Could you write out every record below exactly, leaving out any pictures?

-- begin --

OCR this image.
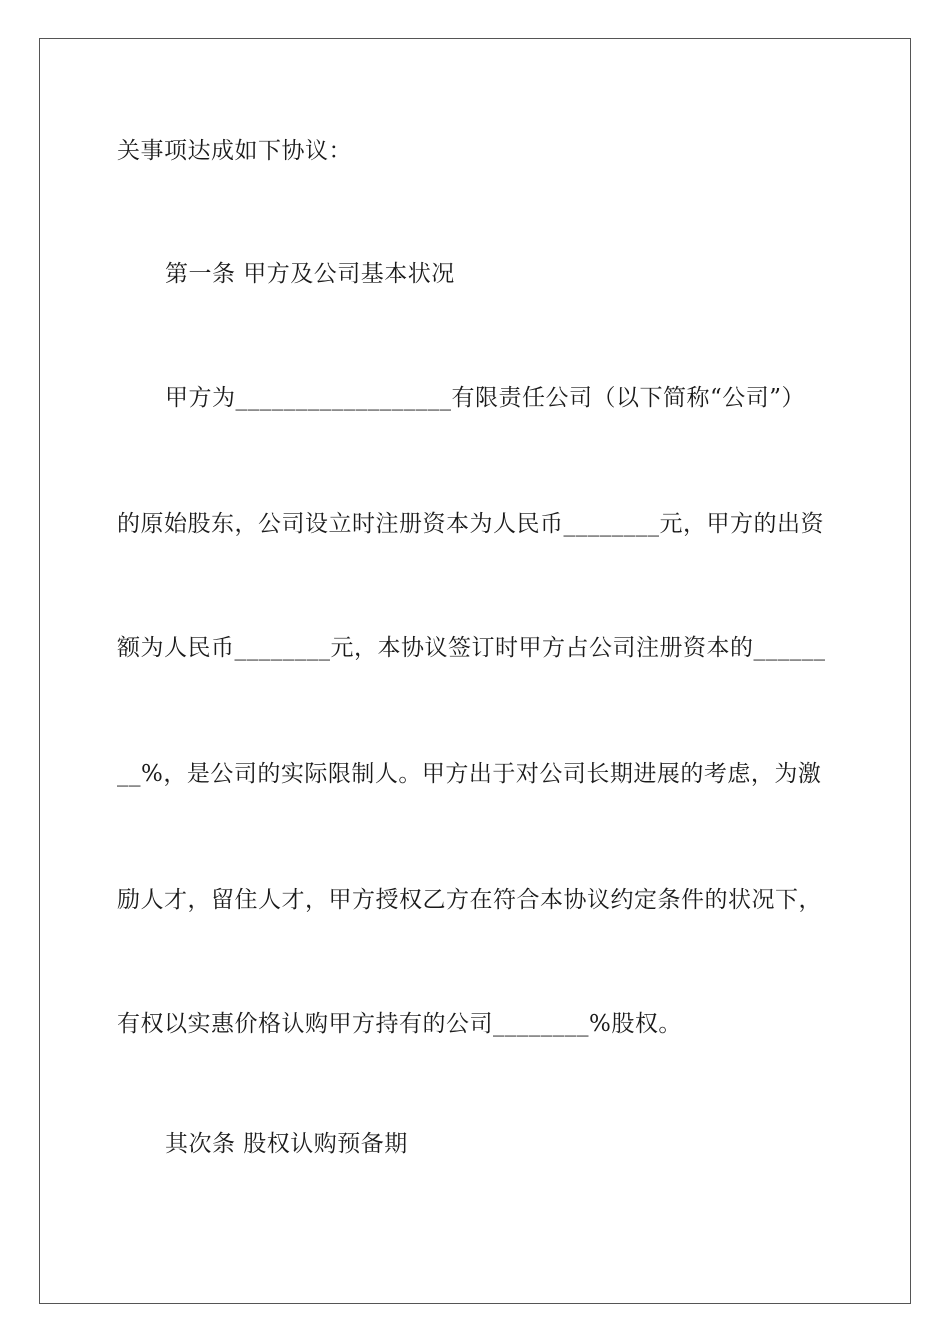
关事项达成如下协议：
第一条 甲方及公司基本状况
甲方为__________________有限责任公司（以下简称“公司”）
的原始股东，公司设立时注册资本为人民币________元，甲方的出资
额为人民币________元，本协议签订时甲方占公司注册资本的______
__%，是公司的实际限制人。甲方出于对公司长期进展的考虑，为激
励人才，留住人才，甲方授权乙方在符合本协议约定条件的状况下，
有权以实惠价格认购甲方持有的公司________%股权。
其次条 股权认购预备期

-- end --

*RESULT OF THIS EXERCISE*.
OCR this image.
关事项达成如下协议：
第一条 甲方及公司基本状况
甲方为__________________有限责任公司（以下简称“公司”）
的原始股东，公司设立时注册资本为人民币________元，甲方的出资
额为人民币________元，本协议签订时甲方占公司注册资本的______
__%，是公司的实际限制人。甲方出于对公司长期进展的考虑，为激
励人才，留住人才，甲方授权乙方在符合本协议约定条件的状况下，
有权以实惠价格认购甲方持有的公司________%股权。
其次条 股权认购预备期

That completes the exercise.